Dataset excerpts

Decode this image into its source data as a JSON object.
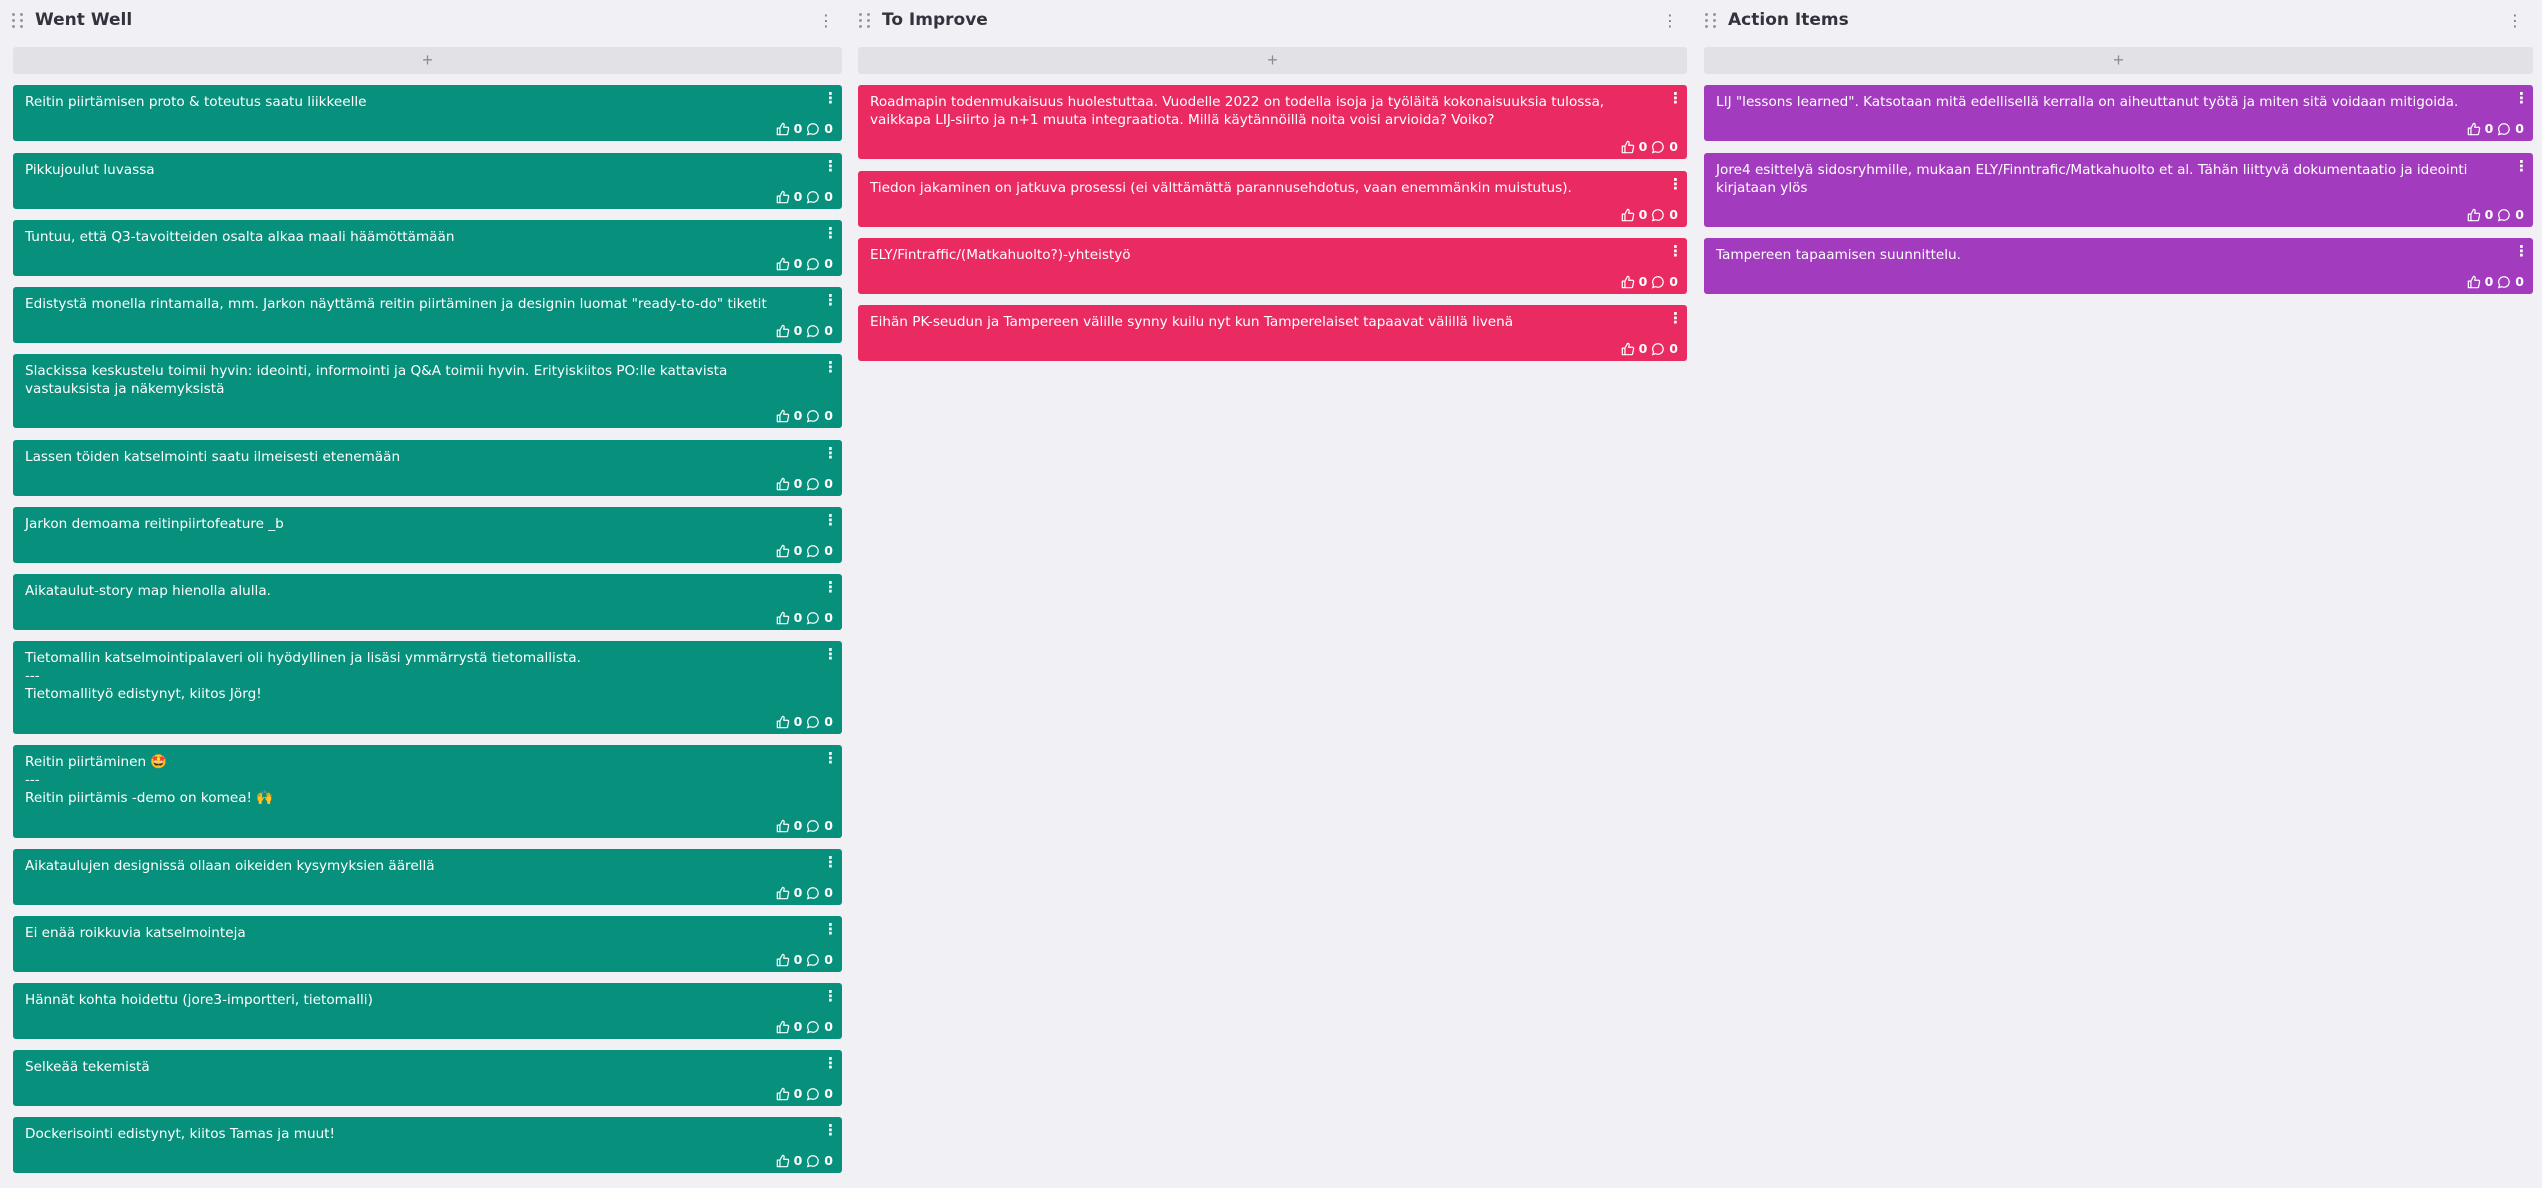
{
  "columns": [
    {
      "title": "Went Well",
      "add_label": "+",
      "color": "#07917c",
      "cards": [
        {
          "lines": [
            "Reitin piirtämisen proto & toteutus saatu liikkeelle"
          ],
          "likes": "0",
          "comments": "0"
        },
        {
          "lines": [
            "Pikkujoulut luvassa"
          ],
          "likes": "0",
          "comments": "0"
        },
        {
          "lines": [
            "Tuntuu, että Q3-tavoitteiden osalta alkaa maali häämöttämään"
          ],
          "likes": "0",
          "comments": "0"
        },
        {
          "lines": [
            "Edistystä monella rintamalla, mm. Jarkon näyttämä reitin piirtäminen ja designin luomat \"ready-to-do\" tiketit"
          ],
          "likes": "0",
          "comments": "0"
        },
        {
          "lines": [
            "Slackissa keskustelu toimii hyvin: ideointi, informointi ja Q&A toimii hyvin. Erityiskiitos PO:lle kattavista vastauksista ja näkemyksistä"
          ],
          "likes": "0",
          "comments": "0"
        },
        {
          "lines": [
            "Lassen töiden katselmointi saatu ilmeisesti etenemään"
          ],
          "likes": "0",
          "comments": "0"
        },
        {
          "lines": [
            "Jarkon demoama reitinpiirtofeature _b"
          ],
          "likes": "0",
          "comments": "0"
        },
        {
          "lines": [
            "Aikataulut-story map hienolla alulla."
          ],
          "likes": "0",
          "comments": "0"
        },
        {
          "lines": [
            "Tietomallin katselmointipalaveri oli hyödyllinen ja lisäsi ymmärrystä tietomallista.",
            "---",
            "Tietomallityö edistynyt, kiitos Jörg!"
          ],
          "likes": "0",
          "comments": "0"
        },
        {
          "lines": [
            "Reitin piirtäminen 🤩",
            "---",
            "Reitin piirtämis -demo on komea! 🙌"
          ],
          "likes": "0",
          "comments": "0"
        },
        {
          "lines": [
            "Aikataulujen designissä ollaan oikeiden kysymyksien äärellä"
          ],
          "likes": "0",
          "comments": "0"
        },
        {
          "lines": [
            "Ei enää roikkuvia katselmointeja"
          ],
          "likes": "0",
          "comments": "0"
        },
        {
          "lines": [
            "Hännät kohta hoidettu (jore3-importteri, tietomalli)"
          ],
          "likes": "0",
          "comments": "0"
        },
        {
          "lines": [
            "Selkeää tekemistä"
          ],
          "likes": "0",
          "comments": "0"
        },
        {
          "lines": [
            "Dockerisointi edistynyt, kiitos Tamas ja muut!"
          ],
          "likes": "0",
          "comments": "0"
        }
      ]
    },
    {
      "title": "To Improve",
      "add_label": "+",
      "color": "#e92b62",
      "cards": [
        {
          "lines": [
            "Roadmapin todenmukaisuus huolestuttaa. Vuodelle 2022 on todella isoja ja työläitä kokonaisuuksia tulossa, vaikkapa LIJ-siirto ja n+1 muuta integraatiota. Millä käytännöillä noita voisi arvioida? Voiko?"
          ],
          "likes": "0",
          "comments": "0"
        },
        {
          "lines": [
            "Tiedon jakaminen on jatkuva prosessi (ei välttämättä parannusehdotus, vaan enemmänkin muistutus)."
          ],
          "likes": "0",
          "comments": "0"
        },
        {
          "lines": [
            "ELY/Fintraffic/(Matkahuolto?)-yhteistyö"
          ],
          "likes": "0",
          "comments": "0"
        },
        {
          "lines": [
            "Eihän PK-seudun ja Tampereen välille synny kuilu nyt kun Tamperelaiset tapaavat välillä livenä"
          ],
          "likes": "0",
          "comments": "0"
        }
      ]
    },
    {
      "title": "Action Items",
      "add_label": "+",
      "color": "#a23bbd",
      "cards": [
        {
          "lines": [
            "LIJ \"lessons learned\". Katsotaan mitä edellisellä kerralla on aiheuttanut työtä ja miten sitä voidaan mitigoida."
          ],
          "likes": "0",
          "comments": "0"
        },
        {
          "lines": [
            "Jore4 esittelyä sidosryhmille, mukaan ELY/Finntrafic/Matkahuolto et al. Tähän liittyvä dokumentaatio ja ideointi kirjataan ylös"
          ],
          "likes": "0",
          "comments": "0"
        },
        {
          "lines": [
            "Tampereen tapaamisen suunnittelu."
          ],
          "likes": "0",
          "comments": "0"
        }
      ]
    }
  ]
}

EXERCISE GOAL: Determine how many of the lines above hold the word "saatu", and output that number by itself.

EXPECTED ANSWER: 2